Every line below that contains "JSON" is to be copied.

** START **

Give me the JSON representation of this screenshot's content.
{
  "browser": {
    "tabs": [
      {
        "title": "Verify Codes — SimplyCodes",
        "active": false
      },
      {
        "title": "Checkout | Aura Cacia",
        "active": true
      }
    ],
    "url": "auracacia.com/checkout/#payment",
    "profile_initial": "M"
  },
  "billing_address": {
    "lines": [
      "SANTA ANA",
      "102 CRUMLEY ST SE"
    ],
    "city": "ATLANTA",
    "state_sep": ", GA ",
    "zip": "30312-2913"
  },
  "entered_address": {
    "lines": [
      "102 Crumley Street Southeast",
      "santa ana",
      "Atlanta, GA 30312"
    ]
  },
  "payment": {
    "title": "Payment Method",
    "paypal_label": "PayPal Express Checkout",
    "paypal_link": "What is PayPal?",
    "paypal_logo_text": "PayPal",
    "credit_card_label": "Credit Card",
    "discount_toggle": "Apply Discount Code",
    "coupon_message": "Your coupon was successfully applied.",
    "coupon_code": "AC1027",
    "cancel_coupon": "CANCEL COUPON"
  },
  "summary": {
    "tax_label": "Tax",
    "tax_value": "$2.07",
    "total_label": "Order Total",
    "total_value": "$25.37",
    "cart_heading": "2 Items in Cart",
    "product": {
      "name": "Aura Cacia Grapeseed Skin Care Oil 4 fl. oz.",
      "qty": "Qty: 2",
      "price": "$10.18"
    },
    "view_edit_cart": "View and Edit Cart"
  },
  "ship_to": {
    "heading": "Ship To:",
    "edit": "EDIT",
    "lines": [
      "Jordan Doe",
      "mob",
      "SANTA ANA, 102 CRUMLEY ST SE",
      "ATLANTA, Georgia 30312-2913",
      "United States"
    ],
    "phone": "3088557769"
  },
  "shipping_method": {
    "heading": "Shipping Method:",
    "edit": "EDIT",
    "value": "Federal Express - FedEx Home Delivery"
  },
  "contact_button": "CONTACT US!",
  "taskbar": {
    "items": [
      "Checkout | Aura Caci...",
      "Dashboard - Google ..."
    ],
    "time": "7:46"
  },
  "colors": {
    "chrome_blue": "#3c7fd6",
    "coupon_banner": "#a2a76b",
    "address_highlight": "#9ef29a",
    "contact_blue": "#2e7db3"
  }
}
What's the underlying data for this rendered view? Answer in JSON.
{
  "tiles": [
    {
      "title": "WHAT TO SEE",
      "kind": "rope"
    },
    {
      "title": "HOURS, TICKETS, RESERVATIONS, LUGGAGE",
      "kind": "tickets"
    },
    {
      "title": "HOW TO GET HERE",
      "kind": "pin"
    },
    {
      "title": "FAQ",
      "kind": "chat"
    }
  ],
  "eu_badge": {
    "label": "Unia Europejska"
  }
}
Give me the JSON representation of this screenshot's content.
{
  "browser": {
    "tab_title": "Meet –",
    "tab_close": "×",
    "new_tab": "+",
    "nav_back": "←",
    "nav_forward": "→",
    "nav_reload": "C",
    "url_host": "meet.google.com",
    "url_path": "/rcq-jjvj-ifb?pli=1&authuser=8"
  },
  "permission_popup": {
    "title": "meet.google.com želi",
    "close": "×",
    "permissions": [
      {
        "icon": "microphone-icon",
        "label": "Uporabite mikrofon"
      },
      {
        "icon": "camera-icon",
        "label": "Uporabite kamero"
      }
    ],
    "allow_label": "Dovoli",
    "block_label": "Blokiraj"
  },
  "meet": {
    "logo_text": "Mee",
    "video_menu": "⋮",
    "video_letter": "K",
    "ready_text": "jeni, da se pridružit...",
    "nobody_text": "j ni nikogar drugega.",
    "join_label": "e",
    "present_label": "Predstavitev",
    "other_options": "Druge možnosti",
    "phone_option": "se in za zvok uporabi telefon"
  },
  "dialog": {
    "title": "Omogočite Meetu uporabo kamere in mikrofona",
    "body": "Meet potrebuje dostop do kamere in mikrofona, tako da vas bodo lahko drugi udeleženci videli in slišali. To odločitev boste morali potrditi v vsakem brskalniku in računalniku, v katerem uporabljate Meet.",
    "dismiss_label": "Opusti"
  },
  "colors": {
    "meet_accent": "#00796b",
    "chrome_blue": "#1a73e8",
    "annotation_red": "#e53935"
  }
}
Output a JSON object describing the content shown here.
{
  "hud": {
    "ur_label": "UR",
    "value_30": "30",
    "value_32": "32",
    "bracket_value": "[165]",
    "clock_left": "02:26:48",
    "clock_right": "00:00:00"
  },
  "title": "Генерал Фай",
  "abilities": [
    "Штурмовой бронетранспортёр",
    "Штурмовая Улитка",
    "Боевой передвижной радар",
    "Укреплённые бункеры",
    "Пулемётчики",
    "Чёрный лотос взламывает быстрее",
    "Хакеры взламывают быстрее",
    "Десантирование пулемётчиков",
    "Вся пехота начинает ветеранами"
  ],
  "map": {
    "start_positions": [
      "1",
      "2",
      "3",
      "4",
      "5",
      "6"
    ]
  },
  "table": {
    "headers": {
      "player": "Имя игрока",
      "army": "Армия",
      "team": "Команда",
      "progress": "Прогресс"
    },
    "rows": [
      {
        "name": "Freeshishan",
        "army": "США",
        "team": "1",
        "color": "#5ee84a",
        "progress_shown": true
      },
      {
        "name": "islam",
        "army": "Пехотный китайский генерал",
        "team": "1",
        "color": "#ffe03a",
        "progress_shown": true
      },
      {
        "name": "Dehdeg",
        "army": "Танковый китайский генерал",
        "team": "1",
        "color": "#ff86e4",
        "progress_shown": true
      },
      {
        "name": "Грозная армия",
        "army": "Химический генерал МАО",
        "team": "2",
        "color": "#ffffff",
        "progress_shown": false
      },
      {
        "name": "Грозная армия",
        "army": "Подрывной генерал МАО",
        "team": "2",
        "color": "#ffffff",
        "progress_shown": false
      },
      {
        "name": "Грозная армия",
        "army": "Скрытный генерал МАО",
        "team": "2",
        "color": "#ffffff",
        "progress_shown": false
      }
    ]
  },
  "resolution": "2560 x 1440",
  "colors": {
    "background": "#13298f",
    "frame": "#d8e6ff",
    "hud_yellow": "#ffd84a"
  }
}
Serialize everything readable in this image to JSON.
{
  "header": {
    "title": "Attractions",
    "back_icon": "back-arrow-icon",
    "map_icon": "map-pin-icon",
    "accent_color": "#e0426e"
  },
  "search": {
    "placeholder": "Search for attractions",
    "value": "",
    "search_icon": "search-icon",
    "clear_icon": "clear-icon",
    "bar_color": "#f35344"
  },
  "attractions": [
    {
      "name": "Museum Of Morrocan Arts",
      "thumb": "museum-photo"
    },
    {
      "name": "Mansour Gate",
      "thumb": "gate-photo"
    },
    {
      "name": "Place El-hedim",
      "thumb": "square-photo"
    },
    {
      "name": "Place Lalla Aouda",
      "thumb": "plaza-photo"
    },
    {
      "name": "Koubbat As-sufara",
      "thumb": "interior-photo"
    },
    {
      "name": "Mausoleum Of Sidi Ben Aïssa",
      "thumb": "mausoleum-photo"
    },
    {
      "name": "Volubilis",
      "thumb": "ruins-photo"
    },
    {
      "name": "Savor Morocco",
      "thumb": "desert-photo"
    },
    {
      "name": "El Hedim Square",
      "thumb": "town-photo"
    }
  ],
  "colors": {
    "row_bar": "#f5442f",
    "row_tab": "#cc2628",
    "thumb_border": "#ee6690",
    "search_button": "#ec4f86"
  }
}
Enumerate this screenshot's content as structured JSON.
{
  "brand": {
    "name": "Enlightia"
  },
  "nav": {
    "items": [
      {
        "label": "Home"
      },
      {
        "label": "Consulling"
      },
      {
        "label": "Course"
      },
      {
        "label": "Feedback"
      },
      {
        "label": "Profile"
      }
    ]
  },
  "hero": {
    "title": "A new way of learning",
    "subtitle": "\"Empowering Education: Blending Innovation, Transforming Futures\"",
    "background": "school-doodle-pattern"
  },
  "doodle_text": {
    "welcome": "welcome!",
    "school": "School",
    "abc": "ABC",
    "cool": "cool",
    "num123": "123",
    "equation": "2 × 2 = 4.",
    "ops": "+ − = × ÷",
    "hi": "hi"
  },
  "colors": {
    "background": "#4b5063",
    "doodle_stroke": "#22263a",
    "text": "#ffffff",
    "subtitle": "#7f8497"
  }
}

** END **

-- ANSWER TO THE EXERCISE --
Give me the JSON representation of this screenshot's content.
What's the underlying data for this rendered view? Answer in JSON.
Give me the JSON representation of this screenshot's content.
Output a JSON object describing the content shown here.
Serialize everything readable in this image to JSON.
Enumerate this screenshot's content as structured JSON.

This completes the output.